- Exercise objective:
Transcribe the entries exactly; images are not part of the copy.

- Records from a data source:
######
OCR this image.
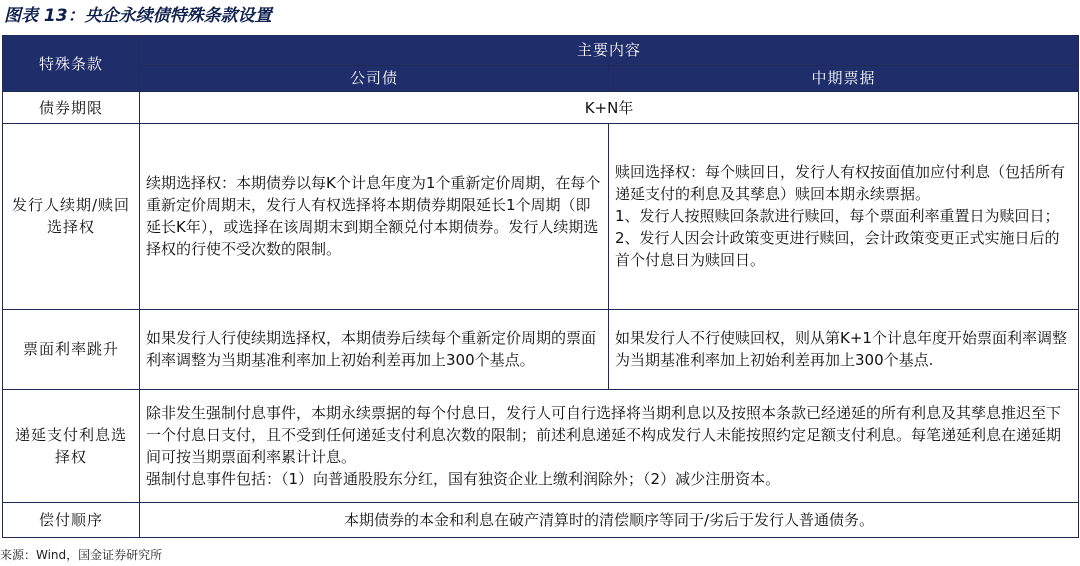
图表 13：央企永续债特殊条款设置
特殊条款	主要内容	
	公司债	中期票据
债券期限	K+N年	
发行人续期/赎回选择权	续期选择权：本期债券以每K个计息年度为1个重新定价周期，在每个重新定价周期末，发行人有权选择将本期债券期限延长1个周期（即延长K年），或选择在该周期末到期全额兑付本期债券。发行人续期选择权的行使不受次数的限制。	赎回选择权：每个赎回日，发行人有权按面值加应付利息（包括所有递延支付的利息及其孳息）赎回本期永续票据。
1、发行人按照赎回条款进行赎回，每个票面利率重置日为赎回日；
2、发行人因会计政策变更进行赎回，会计政策变更正式实施日后的首个付息日为赎回日。

票面利率跳升	如果发行人行使续期选择权，本期债券后续每个重新定价周期的票面利率调整为当期基准利率加上初始利差再加上300个基点。	如果发行人不行使赎回权，则从第K+1个计息年度开始票面利率调整为当期基准利率加上初始利差再加上300个基点.
递延支付利息选择权	除非发生强制付息事件，本期永续票据的每个付息日，发行人可自行选择将当期利息以及按照本条款已经递延的所有利息及其孳息推迟至下一个付息日支付，且不受到任何递延支付利息次数的限制；前述利息递延不构成发行人未能按照约定足额支付利息。每笔递延利息在递延期间可按当期票面利率累计计息。
强制付息事件包括：（1）向普通股股东分红，国有独资企业上缴利润除外；（2）减少注册资本。	

偿付顺序	本期债券的本金和利息在破产清算时的清偿顺序等同于/劣后于发行人普通债务。	
来源：Wind，国金证券研究所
######
- Solution to the exercise:
OCR this image.
图表 13：央企永续债特殊条款设置
特殊条款	主要内容	
	公司债	中期票据
债券期限	K+N年	
发行人续期/赎回选择权	续期选择权：本期债券以每K个计息年度为1个重新定价周期，在每个重新定价周期末，发行人有权选择将本期债券期限延长1个周期（即延长K年），或选择在该周期末到期全额兑付本期债券。发行人续期选择权的行使不受次数的限制。	赎回选择权：每个赎回日，发行人有权按面值加应付利息（包括所有递延支付的利息及其孳息）赎回本期永续票据。
1、发行人按照赎回条款进行赎回，每个票面利率重置日为赎回日；
2、发行人因会计政策变更进行赎回，会计政策变更正式实施日后的首个付息日为赎回日。

票面利率跳升	如果发行人行使续期选择权，本期债券后续每个重新定价周期的票面利率调整为当期基准利率加上初始利差再加上300个基点。	如果发行人不行使赎回权，则从第K+1个计息年度开始票面利率调整为当期基准利率加上初始利差再加上300个基点.
递延支付利息选择权	除非发生强制付息事件，本期永续票据的每个付息日，发行人可自行选择将当期利息以及按照本条款已经递延的所有利息及其孳息推迟至下一个付息日支付，且不受到任何递延支付利息次数的限制；前述利息递延不构成发行人未能按照约定足额支付利息。每笔递延利息在递延期间可按当期票面利率累计计息。
强制付息事件包括：（1）向普通股股东分红，国有独资企业上缴利润除外；（2）减少注册资本。	

偿付顺序	本期债券的本金和利息在破产清算时的清偿顺序等同于/劣后于发行人普通债务。	
来源：Wind，国金证券研究所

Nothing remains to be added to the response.